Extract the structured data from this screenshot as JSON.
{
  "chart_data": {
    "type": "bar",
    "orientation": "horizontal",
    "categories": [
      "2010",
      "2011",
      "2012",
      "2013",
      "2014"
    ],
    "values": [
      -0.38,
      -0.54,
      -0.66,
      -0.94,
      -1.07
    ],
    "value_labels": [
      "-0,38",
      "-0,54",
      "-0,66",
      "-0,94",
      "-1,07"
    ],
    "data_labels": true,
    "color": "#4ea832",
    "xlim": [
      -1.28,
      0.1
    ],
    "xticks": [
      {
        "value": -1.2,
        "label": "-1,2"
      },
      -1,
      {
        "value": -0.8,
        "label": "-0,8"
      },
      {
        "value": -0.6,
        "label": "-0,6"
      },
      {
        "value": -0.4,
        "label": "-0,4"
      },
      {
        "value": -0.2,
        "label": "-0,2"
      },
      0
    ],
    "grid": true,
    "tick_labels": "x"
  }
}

> [Task goal]
Could you reproduce every record above exactly as it appears?

> [Full output]
Extract the structured data from this screenshot as JSON.
{
  "chart_data": {
    "type": "bar",
    "orientation": "horizontal",
    "categories": [
      "2010",
      "2011",
      "2012",
      "2013",
      "2014"
    ],
    "values": [
      -0.38,
      -0.54,
      -0.66,
      -0.94,
      -1.07
    ],
    "value_labels": [
      "-0,38",
      "-0,54",
      "-0,66",
      "-0,94",
      "-1,07"
    ],
    "data_labels": true,
    "color": "#4ea832",
    "xlim": [
      -1.28,
      0.1
    ],
    "xticks": [
      {
        "value": -1.2,
        "label": "-1,2"
      },
      -1,
      {
        "value": -0.8,
        "label": "-0,8"
      },
      {
        "value": -0.6,
        "label": "-0,6"
      },
      {
        "value": -0.4,
        "label": "-0,4"
      },
      {
        "value": -0.2,
        "label": "-0,2"
      },
      0
    ],
    "grid": true,
    "tick_labels": "x"
  }
}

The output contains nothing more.